Set exercise: Report the number of lines that hold the string "between". Leave out any other text.

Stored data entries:
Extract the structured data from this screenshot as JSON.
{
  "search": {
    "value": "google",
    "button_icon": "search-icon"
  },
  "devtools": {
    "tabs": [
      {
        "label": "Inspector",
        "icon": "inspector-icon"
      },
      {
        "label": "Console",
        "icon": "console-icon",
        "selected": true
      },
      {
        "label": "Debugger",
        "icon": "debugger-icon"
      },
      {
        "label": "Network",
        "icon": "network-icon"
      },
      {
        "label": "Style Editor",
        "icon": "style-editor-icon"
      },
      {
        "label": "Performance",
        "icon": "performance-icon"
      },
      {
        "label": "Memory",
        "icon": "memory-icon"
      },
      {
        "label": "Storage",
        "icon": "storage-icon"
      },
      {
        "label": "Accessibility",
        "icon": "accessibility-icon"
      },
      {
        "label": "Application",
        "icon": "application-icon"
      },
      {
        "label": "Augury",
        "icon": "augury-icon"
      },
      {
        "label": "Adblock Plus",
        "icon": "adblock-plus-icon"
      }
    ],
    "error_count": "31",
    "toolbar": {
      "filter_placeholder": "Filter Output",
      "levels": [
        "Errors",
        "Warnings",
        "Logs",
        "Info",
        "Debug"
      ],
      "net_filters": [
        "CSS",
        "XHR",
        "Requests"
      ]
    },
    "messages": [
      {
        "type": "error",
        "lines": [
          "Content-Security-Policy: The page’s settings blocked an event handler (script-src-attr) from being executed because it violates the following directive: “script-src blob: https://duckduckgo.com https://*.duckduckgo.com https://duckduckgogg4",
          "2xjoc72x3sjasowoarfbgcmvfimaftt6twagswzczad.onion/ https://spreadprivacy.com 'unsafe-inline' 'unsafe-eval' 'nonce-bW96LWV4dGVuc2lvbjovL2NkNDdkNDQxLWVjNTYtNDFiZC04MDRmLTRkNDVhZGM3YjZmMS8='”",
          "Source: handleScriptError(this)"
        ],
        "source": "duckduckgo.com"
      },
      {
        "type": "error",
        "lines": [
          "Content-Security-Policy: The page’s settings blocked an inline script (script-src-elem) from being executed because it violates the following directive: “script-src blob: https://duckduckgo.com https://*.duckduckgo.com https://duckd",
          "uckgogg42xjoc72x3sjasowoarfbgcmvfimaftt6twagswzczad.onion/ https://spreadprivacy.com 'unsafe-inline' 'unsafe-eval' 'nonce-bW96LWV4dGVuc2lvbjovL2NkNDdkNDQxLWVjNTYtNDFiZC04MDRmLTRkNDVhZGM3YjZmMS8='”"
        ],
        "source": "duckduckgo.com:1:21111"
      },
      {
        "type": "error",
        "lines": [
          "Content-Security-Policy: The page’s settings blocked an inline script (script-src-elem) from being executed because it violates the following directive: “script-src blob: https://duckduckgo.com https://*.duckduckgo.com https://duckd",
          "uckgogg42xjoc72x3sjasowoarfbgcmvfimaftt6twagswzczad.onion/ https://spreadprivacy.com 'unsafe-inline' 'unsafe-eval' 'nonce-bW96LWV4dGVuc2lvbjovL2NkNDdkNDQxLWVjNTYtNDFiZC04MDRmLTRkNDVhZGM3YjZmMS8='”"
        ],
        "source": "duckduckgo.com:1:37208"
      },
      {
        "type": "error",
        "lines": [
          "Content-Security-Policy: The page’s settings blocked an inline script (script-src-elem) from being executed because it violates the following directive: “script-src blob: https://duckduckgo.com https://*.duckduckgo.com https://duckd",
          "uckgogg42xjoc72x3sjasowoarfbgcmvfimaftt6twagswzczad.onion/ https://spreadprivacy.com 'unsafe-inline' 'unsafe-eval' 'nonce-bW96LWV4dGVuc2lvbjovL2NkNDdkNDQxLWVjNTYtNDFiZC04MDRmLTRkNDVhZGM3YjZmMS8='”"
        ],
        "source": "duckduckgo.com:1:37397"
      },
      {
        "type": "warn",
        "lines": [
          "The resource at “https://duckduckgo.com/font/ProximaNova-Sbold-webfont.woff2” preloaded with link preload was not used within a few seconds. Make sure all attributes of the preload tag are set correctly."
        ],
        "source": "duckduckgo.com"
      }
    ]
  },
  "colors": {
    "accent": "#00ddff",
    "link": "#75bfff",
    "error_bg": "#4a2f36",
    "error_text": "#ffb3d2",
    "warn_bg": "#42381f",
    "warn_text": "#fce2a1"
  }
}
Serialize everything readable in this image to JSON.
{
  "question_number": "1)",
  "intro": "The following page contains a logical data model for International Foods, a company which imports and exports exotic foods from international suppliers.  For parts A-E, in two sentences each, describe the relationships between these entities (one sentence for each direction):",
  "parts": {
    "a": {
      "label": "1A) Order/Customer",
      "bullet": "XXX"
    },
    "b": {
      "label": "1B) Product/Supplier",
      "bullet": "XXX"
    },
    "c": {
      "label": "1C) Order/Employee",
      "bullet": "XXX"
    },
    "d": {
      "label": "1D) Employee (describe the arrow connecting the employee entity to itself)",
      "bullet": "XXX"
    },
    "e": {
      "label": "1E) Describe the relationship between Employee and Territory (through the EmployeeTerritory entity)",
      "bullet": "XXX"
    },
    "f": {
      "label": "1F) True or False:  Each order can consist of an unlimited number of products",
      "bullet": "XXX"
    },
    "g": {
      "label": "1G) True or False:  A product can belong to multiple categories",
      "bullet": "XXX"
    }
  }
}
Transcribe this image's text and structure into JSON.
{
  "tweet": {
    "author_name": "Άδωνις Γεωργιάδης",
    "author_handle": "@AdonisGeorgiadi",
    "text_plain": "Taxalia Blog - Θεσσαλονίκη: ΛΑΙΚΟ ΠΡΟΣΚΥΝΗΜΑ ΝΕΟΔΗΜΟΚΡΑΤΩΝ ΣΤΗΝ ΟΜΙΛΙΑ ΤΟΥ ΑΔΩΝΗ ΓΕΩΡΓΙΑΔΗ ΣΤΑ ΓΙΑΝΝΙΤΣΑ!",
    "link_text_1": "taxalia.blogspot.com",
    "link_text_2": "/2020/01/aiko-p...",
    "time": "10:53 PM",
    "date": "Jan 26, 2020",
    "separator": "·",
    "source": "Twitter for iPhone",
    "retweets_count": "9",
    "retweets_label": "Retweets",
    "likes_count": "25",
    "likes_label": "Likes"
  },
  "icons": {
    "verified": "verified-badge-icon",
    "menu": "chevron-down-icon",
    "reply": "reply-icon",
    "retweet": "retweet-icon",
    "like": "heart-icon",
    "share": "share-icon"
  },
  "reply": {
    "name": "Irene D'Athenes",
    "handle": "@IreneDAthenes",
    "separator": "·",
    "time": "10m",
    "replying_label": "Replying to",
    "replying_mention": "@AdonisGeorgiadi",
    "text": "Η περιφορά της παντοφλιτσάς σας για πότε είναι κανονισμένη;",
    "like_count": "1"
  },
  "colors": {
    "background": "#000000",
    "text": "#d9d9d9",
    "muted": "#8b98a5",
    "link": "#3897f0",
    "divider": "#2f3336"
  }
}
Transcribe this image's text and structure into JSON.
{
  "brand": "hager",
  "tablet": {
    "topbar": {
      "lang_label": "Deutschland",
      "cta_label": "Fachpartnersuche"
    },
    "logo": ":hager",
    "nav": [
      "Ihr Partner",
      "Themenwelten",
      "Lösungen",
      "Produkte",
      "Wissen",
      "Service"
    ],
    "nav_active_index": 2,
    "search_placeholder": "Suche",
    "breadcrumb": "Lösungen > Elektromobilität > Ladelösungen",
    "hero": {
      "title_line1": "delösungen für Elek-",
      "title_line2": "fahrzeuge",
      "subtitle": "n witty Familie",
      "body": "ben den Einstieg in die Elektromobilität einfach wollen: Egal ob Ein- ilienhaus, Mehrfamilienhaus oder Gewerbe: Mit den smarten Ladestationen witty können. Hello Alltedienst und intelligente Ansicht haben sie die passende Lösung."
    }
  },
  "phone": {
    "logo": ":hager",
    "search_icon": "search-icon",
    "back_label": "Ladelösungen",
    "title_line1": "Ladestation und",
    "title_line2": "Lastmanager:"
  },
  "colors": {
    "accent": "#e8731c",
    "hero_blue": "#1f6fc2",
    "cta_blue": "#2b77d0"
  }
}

Solution for this problem: 2